## What to produce
Count how many lines hold the string "chef". Give that number alone.

## Records for the exercise
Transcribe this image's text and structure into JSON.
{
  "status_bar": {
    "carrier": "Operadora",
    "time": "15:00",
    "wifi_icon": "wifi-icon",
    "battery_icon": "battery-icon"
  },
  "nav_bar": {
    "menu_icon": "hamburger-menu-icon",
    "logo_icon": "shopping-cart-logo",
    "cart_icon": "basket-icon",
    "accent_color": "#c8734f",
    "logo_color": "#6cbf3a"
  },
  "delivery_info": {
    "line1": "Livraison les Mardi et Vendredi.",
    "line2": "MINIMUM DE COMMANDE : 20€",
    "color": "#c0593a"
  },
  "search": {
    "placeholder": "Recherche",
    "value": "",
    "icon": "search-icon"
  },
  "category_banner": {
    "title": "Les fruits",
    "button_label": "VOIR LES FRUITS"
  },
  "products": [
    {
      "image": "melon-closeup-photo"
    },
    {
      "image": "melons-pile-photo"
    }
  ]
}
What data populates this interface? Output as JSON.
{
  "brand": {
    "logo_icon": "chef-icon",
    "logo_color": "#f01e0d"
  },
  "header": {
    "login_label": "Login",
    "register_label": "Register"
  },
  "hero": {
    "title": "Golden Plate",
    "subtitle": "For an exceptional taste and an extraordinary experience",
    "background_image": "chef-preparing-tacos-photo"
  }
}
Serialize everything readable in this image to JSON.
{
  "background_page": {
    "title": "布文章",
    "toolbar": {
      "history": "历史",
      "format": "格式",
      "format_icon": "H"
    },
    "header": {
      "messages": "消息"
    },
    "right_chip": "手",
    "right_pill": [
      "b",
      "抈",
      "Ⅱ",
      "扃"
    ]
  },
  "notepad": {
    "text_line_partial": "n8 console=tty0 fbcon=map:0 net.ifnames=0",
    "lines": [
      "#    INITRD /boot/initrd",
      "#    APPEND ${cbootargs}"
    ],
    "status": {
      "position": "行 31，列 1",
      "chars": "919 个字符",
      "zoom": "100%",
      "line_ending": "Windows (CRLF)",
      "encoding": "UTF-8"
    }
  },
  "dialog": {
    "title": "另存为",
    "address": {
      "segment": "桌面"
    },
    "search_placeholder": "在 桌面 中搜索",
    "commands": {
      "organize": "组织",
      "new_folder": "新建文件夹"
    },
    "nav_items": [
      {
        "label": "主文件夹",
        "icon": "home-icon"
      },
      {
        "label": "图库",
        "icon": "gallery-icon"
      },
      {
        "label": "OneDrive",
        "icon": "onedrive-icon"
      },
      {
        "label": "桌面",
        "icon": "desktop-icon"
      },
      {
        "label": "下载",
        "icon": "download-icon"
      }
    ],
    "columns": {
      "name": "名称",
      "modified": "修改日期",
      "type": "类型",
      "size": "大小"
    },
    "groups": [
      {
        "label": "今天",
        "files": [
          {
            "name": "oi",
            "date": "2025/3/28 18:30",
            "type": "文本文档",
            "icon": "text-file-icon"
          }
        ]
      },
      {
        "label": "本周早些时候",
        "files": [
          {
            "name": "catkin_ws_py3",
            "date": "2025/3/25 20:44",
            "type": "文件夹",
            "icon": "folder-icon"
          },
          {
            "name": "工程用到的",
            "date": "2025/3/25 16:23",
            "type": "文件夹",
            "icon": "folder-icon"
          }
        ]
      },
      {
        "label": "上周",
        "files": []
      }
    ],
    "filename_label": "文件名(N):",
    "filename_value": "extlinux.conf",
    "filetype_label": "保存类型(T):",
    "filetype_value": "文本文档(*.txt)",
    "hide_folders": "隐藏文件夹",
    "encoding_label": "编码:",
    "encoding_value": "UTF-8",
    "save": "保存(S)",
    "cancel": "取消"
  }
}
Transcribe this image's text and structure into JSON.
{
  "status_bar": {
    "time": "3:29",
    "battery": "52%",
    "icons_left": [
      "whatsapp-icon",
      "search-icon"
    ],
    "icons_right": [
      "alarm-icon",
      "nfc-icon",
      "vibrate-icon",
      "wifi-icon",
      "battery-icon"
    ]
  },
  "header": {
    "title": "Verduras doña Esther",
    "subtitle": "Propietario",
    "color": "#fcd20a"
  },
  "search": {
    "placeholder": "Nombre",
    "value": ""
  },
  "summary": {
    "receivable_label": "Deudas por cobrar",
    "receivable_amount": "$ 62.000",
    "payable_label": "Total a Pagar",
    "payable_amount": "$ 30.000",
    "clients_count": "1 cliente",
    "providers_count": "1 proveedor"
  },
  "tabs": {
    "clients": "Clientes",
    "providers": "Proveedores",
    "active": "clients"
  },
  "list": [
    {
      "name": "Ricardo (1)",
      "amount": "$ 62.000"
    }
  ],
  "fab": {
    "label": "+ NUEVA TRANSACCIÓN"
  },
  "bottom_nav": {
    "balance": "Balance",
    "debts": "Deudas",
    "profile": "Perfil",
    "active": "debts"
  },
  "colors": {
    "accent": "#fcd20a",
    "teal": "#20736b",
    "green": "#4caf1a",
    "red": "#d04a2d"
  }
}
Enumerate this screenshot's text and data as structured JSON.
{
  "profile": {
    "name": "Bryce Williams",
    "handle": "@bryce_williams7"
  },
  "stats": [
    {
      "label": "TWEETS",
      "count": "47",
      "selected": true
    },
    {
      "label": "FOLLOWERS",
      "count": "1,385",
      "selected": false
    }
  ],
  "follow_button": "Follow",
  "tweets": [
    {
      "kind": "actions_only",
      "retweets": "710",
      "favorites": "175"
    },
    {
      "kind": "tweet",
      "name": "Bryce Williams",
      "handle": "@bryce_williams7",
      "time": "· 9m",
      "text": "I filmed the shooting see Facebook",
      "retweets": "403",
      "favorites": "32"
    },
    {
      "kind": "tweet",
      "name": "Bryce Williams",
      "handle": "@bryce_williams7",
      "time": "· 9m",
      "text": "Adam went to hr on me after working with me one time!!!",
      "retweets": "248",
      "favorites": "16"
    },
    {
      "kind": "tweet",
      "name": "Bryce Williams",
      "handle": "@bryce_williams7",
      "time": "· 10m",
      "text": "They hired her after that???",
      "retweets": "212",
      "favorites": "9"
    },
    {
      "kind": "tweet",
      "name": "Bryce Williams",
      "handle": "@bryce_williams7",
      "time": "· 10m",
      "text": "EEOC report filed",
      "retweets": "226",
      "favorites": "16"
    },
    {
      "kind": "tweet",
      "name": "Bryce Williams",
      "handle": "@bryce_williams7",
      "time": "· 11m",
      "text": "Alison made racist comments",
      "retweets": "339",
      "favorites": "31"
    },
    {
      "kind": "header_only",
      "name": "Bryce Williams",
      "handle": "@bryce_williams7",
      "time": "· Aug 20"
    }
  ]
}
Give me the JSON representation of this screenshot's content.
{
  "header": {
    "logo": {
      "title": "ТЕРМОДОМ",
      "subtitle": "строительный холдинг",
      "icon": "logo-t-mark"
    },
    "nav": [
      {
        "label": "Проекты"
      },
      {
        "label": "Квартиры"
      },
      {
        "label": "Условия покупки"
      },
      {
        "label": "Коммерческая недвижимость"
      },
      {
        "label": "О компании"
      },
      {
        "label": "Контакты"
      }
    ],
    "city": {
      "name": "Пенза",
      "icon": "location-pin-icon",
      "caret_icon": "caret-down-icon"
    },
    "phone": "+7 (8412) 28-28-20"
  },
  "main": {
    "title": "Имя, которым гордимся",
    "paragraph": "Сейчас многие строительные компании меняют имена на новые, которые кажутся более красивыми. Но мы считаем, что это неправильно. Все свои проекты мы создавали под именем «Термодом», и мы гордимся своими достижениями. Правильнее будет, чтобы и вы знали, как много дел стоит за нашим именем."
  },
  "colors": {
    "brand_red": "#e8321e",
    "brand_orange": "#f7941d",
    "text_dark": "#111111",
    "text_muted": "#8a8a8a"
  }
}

## Complete answer
2